### RECORDED INFORMATION
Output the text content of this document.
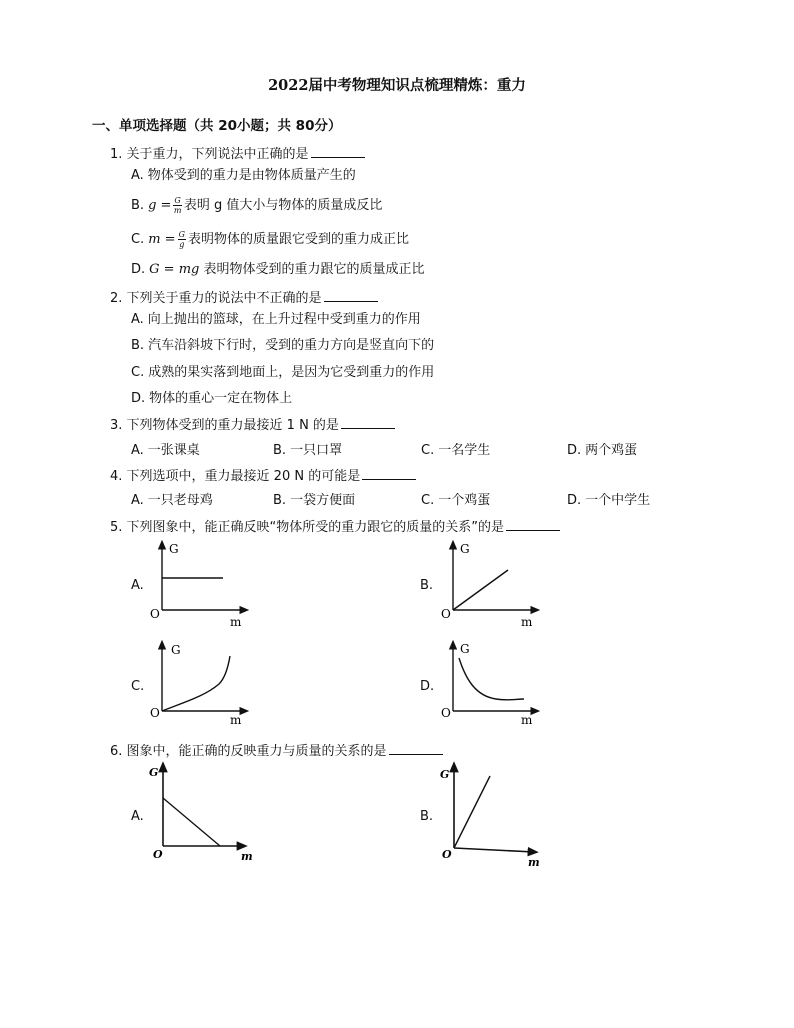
2022届中考物理知识点梳理精炼：重力
一、单项选择题（共 20小题；共 80分）
1. 关于重力，下列说法中正确的是
A. 物体受到的重力是由物体质量产生的
B. $g = \frac{G}{m}$ 表明 g 值大小与物体的质量成反比
C. $m = \frac{G}{g}$ 表明物体的质量跟它受到的重力成正比
D. G = mg 表明物体受到的重力跟它的质量成正比
2. 下列关于重力的说法中不正确的是
A. 向上抛出的篮球，在上升过程中受到重力的作用
B. 汽车沿斜坡下行时，受到的重力方向是竖直向下的
C. 成熟的果实落到地面上，是因为它受到重力的作用
D. 物体的重心一定在物体上
3. 下列物体受到的重力最接近 1 N 的是
A. 一张课桌	B. 一只口罩	C. 一名学生	D. 两个鸡蛋
4. 下列选项中，重力最接近 20 N 的可能是
A. 一只老母鸡	B. 一袋方便面	C. 一个鸡蛋	D. 一个中学生
5. 下列图象中，能正确反映“物体所受的重力跟它的质量的关系”的是
A.
G
O
m
B.
G
O
m
C.
G
O	m
D.
G
O	m
6. 图象中，能正确的反映重力与质量的关系的是
A.
G
O	m
B.
G
O
m
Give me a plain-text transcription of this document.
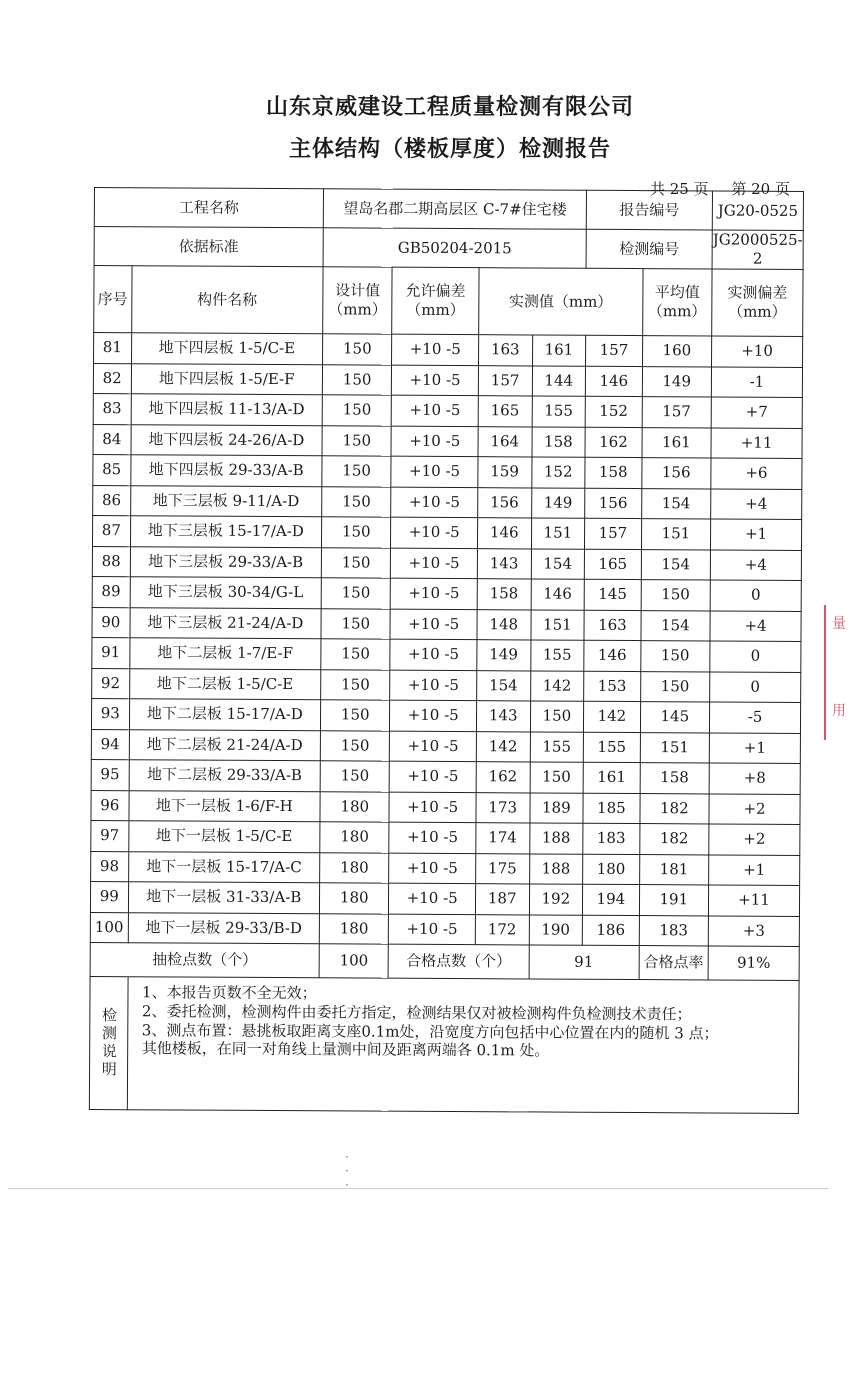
山东京威建设工程质量检测有限公司
主体结构（楼板厚度）检测报告
共 25 页 第 20 页
工程名称		望岛名郡二期高层区 C-7#住宅楼				报告编号		JG20-0525
依据标准		GB50204-2015				检测编号		JG2000525-2
序号	构件名称	设计值（mm）	允许偏差（mm）	实测值（mm）			平均值（mm）	实测偏差（mm）
81	地下四层板 1-5/C-E	150	+10 -5	163	161	157	160	+10
82	地下四层板 1-5/E-F	150	+10 -5	157	144	146	149	-1
83	地下四层板 11-13/A-D	150	+10 -5	165	155	152	157	+7
84	地下四层板 24-26/A-D	150	+10 -5	164	158	162	161	+11
85	地下四层板 29-33/A-B	150	+10 -5	159	152	158	156	+6
86	地下三层板 9-11/A-D	150	+10 -5	156	149	156	154	+4
87	地下三层板 15-17/A-D	150	+10 -5	146	151	157	151	+1
88	地下三层板 29-33/A-B	150	+10 -5	143	154	165	154	+4
89	地下三层板 30-34/G-L	150	+10 -5	158	146	145	150	0
90	地下三层板 21-24/A-D	150	+10 -5	148	151	163	154	+4
91	地下二层板 1-7/E-F	150	+10 -5	149	155	146	150	0
92	地下二层板 1-5/C-E	150	+10 -5	154	142	153	150	0
93	地下二层板 15-17/A-D	150	+10 -5	143	150	142	145	-5
94	地下二层板 21-24/A-D	150	+10 -5	142	155	155	151	+1
95	地下二层板 29-33/A-B	150	+10 -5	162	150	161	158	+8
96	地下一层板 1-6/F-H	180	+10 -5	173	189	185	182	+2
97	地下一层板 1-5/C-E	180	+10 -5	174	188	183	182	+2
98	地下一层板 15-17/A-C	180	+10 -5	175	188	180	181	+1
99	地下一层板 31-33/A-B	180	+10 -5	187	192	194	191	+11
100	地下一层板 29-33/B-D	180	+10 -5	172	190	186	183	+3
抽检点数（个）		100	合格点数（个）		91		合格点率	91%
检测说明	1、本报告页数不全无效；
2、委托检测，检测构件由委托方指定，检测结果仅对被检测构件负检测技术责任；
3、测点布置：悬挑板取距离支座0.1m处，沿宽度方向包括中心位置在内的随机 3 点；
其他楼板，在同一对角线上量测中间及距离两端各 0.1m 处。							
量
用
·
·
·
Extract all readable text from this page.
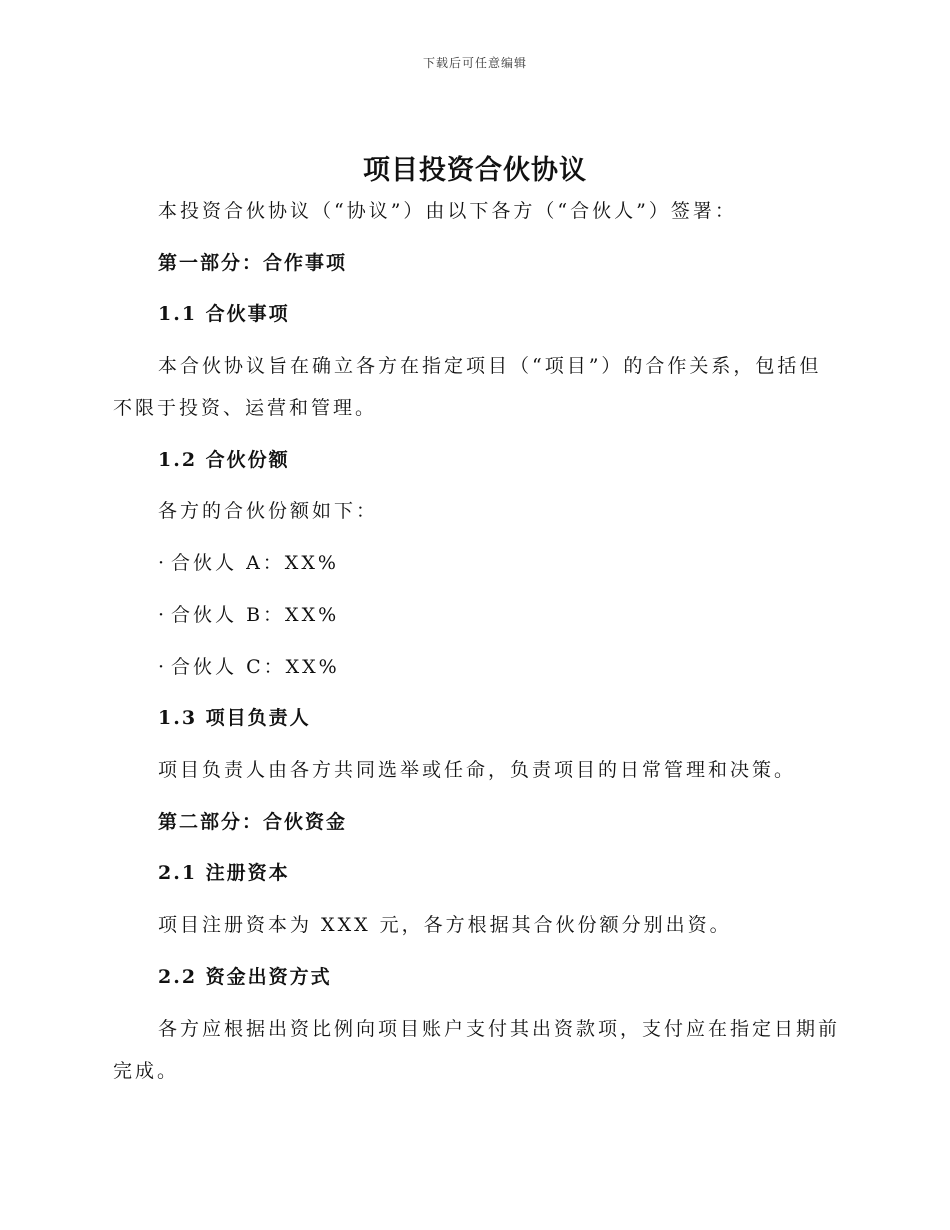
下载后可任意编辑
项目投资合伙协议
本投资合伙协议（“协议”）由以下各方（“合伙人”）签署：
第一部分：合作事项
1.1 合伙事项
本合伙协议旨在确立各方在指定项目（“项目”）的合作关系，包括但
不限于投资、运营和管理。
1.2 合伙份额
各方的合伙份额如下：
· 合伙人 A：XX%
· 合伙人 B：XX%
· 合伙人 C：XX%
1.3 项目负责人
项目负责人由各方共同选举或任命，负责项目的日常管理和决策。
第二部分：合伙资金
2.1 注册资本
项目注册资本为 XXX 元，各方根据其合伙份额分别出资。
2.2 资金出资方式
各方应根据出资比例向项目账户支付其出资款项，支付应在指定日期前
完成。
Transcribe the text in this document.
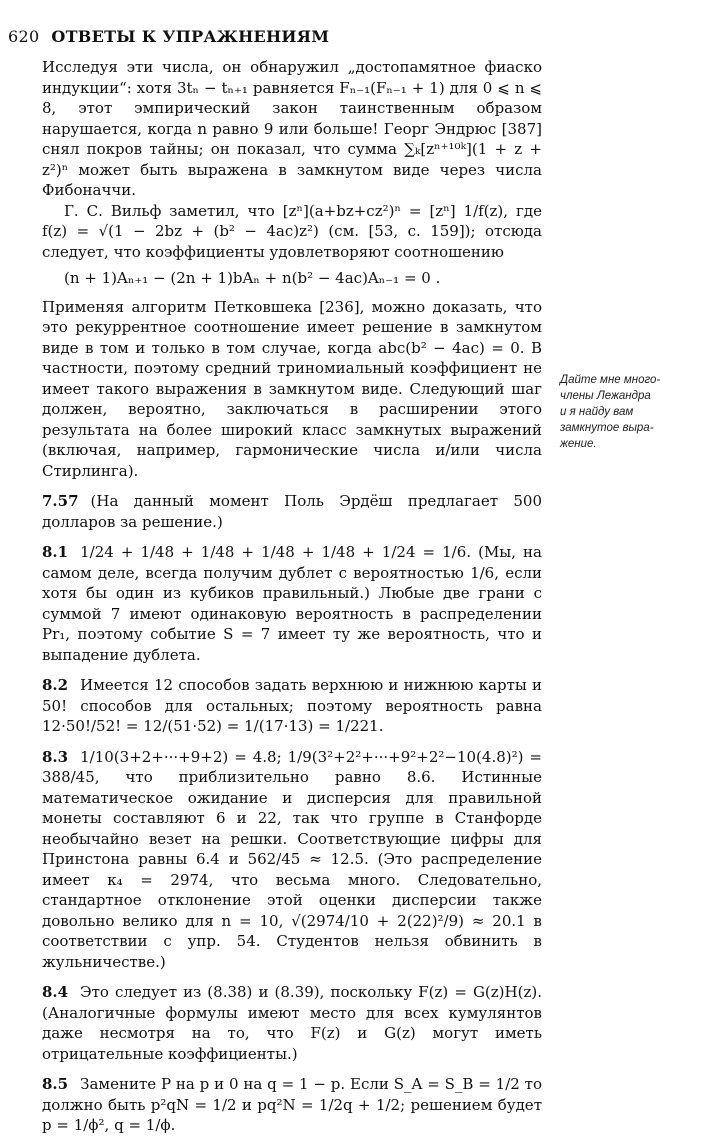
620 ОТВЕТЫ К УПРАЖНЕНИЯМ

Исследуя эти числа, он обнаружил „достопамятное фиаско индукции“: хотя 3tₙ − tₙ₊₁ равняется Fₙ₋₁(Fₙ₋₁ + 1) для 0 ⩽ n ⩽ 8, этот эмпирический закон таинственным образом нарушается, когда n равно 9 или больше! Георг Эндрюс [387] снял покров тайны; он показал, что сумма ∑ₖ[zⁿ⁺¹⁰ᵏ](1 + z + z²)ⁿ может быть выражена в замкнутом виде через числа Фибоначчи.

Г. С. Вильф заметил, что [zⁿ](a+bz+cz²)ⁿ = [zⁿ] 1/f(z), где f(z) = √(1 − 2bz + (b² − 4ac)z²) (см. [53, с. 159]); отсюда следует, что коэффициенты удовлетворяют соотношению

(n + 1)Aₙ₊₁ − (2n + 1)bAₙ + n(b² − 4ac)Aₙ₋₁ = 0 .

Применяя алгоритм Петковшека [236], можно доказать, что это рекуррентное соотношение имеет решение в замкнутом виде в том и только в том случае, когда abc(b² − 4ac) = 0. В частности, поэтому средний триномиальный коэффициент не имеет такого выражения в замкнутом виде. Следующий шаг должен, вероятно, заключаться в расширении этого результата на более широкий класс замкнутых выражений (включая, например, гармонические числа и/или числа Стирлинга).

7.57 (На данный момент Поль Эрдёш предлагает 500 долларов за решение.)

8.1 1/24 + 1/48 + 1/48 + 1/48 + 1/48 + 1/24 = 1/6. (Мы, на самом деле, всегда получим дублет с вероятностью 1/6, если хотя бы один из кубиков правильный.) Любые две грани с суммой 7 имеют одинаковую вероятность в распределении Pr₁, поэтому событие S = 7 имеет ту же вероятность, что и выпадение дублета.

8.2 Имеется 12 способов задать верхнюю и нижнюю карты и 50! способов для остальных; поэтому вероятность равна 12·50!/52! = 12/(51·52) = 1/(17·13) = 1/221.

8.3 1/10(3+2+···+9+2) = 4.8; 1/9(3²+2²+···+9²+2²−10(4.8)²) = 388/45, что приблизительно равно 8.6. Истинные математическое ожидание и дисперсия для правильной монеты составляют 6 и 22, так что группе в Станфорде необычайно везет на решки. Соответствующие цифры для Принстона равны 6.4 и 562/45 ≈ 12.5. (Это распределение имеет κ₄ = 2974, что весьма много. Следовательно, стандартное отклонение этой оценки дисперсии также довольно велико для n = 10, √(2974/10 + 2(22)²/9) ≈ 20.1 в соответствии с упр. 54. Студентов нельзя обвинить в жульничестве.)

8.4 Это следует из (8.38) и (8.39), поскольку F(z) = G(z)H(z). (Аналогичные формулы имеют место для всех кумулянтов даже несмотря на то, что F(z) и G(z) могут иметь отрицательные коэффициенты.)

8.5 Замените P на p и 0 на q = 1 − p. Если S_A = S_B = 1/2 то должно быть p²qN = 1/2 и pq²N = 1/2q + 1/2; решением будет p = 1/ϕ², q = 1/ϕ.

Дайте мне много-
члены Лежандра
и я найду вам
замкнутое выра-
жение.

### GOAL
Restate the records above in full, word for word. Keep pictures out.

### SOLUTION
Output the text content of this document.
2022届中考物理知识点梳理精炼：重力
一、单项选择题（共 20小题；共 80分）
1. 关于重力，下列说法中正确的是
A. 物体受到的重力是由物体质量产生的
B. $g = \frac{G}{m}$ 表明 g 值大小与物体的质量成反比
C. $m = \frac{G}{g}$ 表明物体的质量跟它受到的重力成正比
D. G = mg 表明物体受到的重力跟它的质量成正比
2. 下列关于重力的说法中不正确的是
A. 向上抛出的篮球，在上升过程中受到重力的作用
B. 汽车沿斜坡下行时，受到的重力方向是竖直向下的
C. 成熟的果实落到地面上，是因为它受到重力的作用
D. 物体的重心一定在物体上
3. 下列物体受到的重力最接近 1 N 的是
A. 一张课桌	B. 一只口罩	C. 一名学生	D. 两个鸡蛋
4. 下列选项中，重力最接近 20 N 的可能是
A. 一只老母鸡	B. 一袋方便面	C. 一个鸡蛋	D. 一个中学生
5. 下列图象中，能正确反映“物体所受的重力跟它的质量的关系”的是
A.
G
O
m
B.
G
O
m
C.
G
O	m
D.
G
O	m
6. 图象中，能正确的反映重力与质量的关系的是
A.
G
O	m
B.
G
O
m
Give me a plain-text transcription of this document.
山东京威建设工程质量检测有限公司
主体结构（楼板厚度）检测报告
共 25 页 第 20 页
工程名称		望岛名郡二期高层区 C-7#住宅楼				报告编号		JG20-0525
依据标准		GB50204-2015				检测编号		JG2000525-2
序号	构件名称	设计值（mm）	允许偏差（mm）	实测值（mm）			平均值（mm）	实测偏差（mm）
81	地下四层板 1-5/C-E	150	+10 -5	163	161	157	160	+10
82	地下四层板 1-5/E-F	150	+10 -5	157	144	146	149	-1
83	地下四层板 11-13/A-D	150	+10 -5	165	155	152	157	+7
84	地下四层板 24-26/A-D	150	+10 -5	164	158	162	161	+11
85	地下四层板 29-33/A-B	150	+10 -5	159	152	158	156	+6
86	地下三层板 9-11/A-D	150	+10 -5	156	149	156	154	+4
87	地下三层板 15-17/A-D	150	+10 -5	146	151	157	151	+1
88	地下三层板 29-33/A-B	150	+10 -5	143	154	165	154	+4
89	地下三层板 30-34/G-L	150	+10 -5	158	146	145	150	0
90	地下三层板 21-24/A-D	150	+10 -5	148	151	163	154	+4
91	地下二层板 1-7/E-F	150	+10 -5	149	155	146	150	0
92	地下二层板 1-5/C-E	150	+10 -5	154	142	153	150	0
93	地下二层板 15-17/A-D	150	+10 -5	143	150	142	145	-5
94	地下二层板 21-24/A-D	150	+10 -5	142	155	155	151	+1
95	地下二层板 29-33/A-B	150	+10 -5	162	150	161	158	+8
96	地下一层板 1-6/F-H	180	+10 -5	173	189	185	182	+2
97	地下一层板 1-5/C-E	180	+10 -5	174	188	183	182	+2
98	地下一层板 15-17/A-C	180	+10 -5	175	188	180	181	+1
99	地下一层板 31-33/A-B	180	+10 -5	187	192	194	191	+11
100	地下一层板 29-33/B-D	180	+10 -5	172	190	186	183	+3
抽检点数（个）		100	合格点数（个）		91		合格点率	91%
检测说明	1、本报告页数不全无效；
2、委托检测，检测构件由委托方指定，检测结果仅对被检测构件负检测技术责任；
3、测点布置：悬挑板取距离支座0.1m处，沿宽度方向包括中心位置在内的随机 3 点；
其他楼板，在同一对角线上量测中间及距离两端各 0.1m 处。							
量
用
·
·
·
Extract all readable text from this page.
下载后可任意编辑
项目投资合伙协议
本投资合伙协议（“协议”）由以下各方（“合伙人”）签署：
第一部分：合作事项
1.1 合伙事项
本合伙协议旨在确立各方在指定项目（“项目”）的合作关系，包括但
不限于投资、运营和管理。
1.2 合伙份额
各方的合伙份额如下：
· 合伙人 A：XX%
· 合伙人 B：XX%
· 合伙人 C：XX%
1.3 项目负责人
项目负责人由各方共同选举或任命，负责项目的日常管理和决策。
第二部分：合伙资金
2.1 注册资本
项目注册资本为 XXX 元，各方根据其合伙份额分别出资。
2.2 资金出资方式
各方应根据出资比例向项目账户支付其出资款项，支付应在指定日期前
完成。
Transcribe the text in this document.
620 ОТВЕТЫ К УПРАЖНЕНИЯМ

Исследуя эти числа, он обнаружил „достопамятное фиаско индукции“: хотя 3tₙ − tₙ₊₁ равняется Fₙ₋₁(Fₙ₋₁ + 1) для 0 ⩽ n ⩽ 8, этот эмпирический закон таинственным образом нарушается, когда n равно 9 или больше! Георг Эндрюс [387] снял покров тайны; он показал, что сумма ∑ₖ[zⁿ⁺¹⁰ᵏ](1 + z + z²)ⁿ может быть выражена в замкнутом виде через числа Фибоначчи.

Г. С. Вильф заметил, что [zⁿ](a+bz+cz²)ⁿ = [zⁿ] 1/f(z), где f(z) = √(1 − 2bz + (b² − 4ac)z²) (см. [53, с. 159]); отсюда следует, что коэффициенты удовлетворяют соотношению

(n + 1)Aₙ₊₁ − (2n + 1)bAₙ + n(b² − 4ac)Aₙ₋₁ = 0 .

Применяя алгоритм Петковшека [236], можно доказать, что это рекуррентное соотношение имеет решение в замкнутом виде в том и только в том случае, когда abc(b² − 4ac) = 0. В частности, поэтому средний триномиальный коэффициент не имеет такого выражения в замкнутом виде. Следующий шаг должен, вероятно, заключаться в расширении этого результата на более широкий класс замкнутых выражений (включая, например, гармонические числа и/или числа Стирлинга).

7.57 (На данный момент Поль Эрдёш предлагает 500 долларов за решение.)

8.1 1/24 + 1/48 + 1/48 + 1/48 + 1/48 + 1/24 = 1/6. (Мы, на самом деле, всегда получим дублет с вероятностью 1/6, если хотя бы один из кубиков правильный.) Любые две грани с суммой 7 имеют одинаковую вероятность в распределении Pr₁, поэтому событие S = 7 имеет ту же вероятность, что и выпадение дублета.

8.2 Имеется 12 способов задать верхнюю и нижнюю карты и 50! способов для остальных; поэтому вероятность равна 12·50!/52! = 12/(51·52) = 1/(17·13) = 1/221.

8.3 1/10(3+2+···+9+2) = 4.8; 1/9(3²+2²+···+9²+2²−10(4.8)²) = 388/45, что приблизительно равно 8.6. Истинные математическое ожидание и дисперсия для правильной монеты составляют 6 и 22, так что группе в Станфорде необычайно везет на решки. Соответствующие цифры для Принстона равны 6.4 и 562/45 ≈ 12.5. (Это распределение имеет κ₄ = 2974, что весьма много. Следовательно, стандартное отклонение этой оценки дисперсии также довольно велико для n = 10, √(2974/10 + 2(22)²/9) ≈ 20.1 в соответствии с упр. 54. Студентов нельзя обвинить в жульничестве.)

8.4 Это следует из (8.38) и (8.39), поскольку F(z) = G(z)H(z). (Аналогичные формулы имеют место для всех кумулянтов даже несмотря на то, что F(z) и G(z) могут иметь отрицательные коэффициенты.)

8.5 Замените P на p и 0 на q = 1 − p. Если S_A = S_B = 1/2 то должно быть p²qN = 1/2 и pq²N = 1/2q + 1/2; решением будет p = 1/ϕ², q = 1/ϕ.

Дайте мне много-
члены Лежандра
и я найду вам
замкнутое выра-
жение.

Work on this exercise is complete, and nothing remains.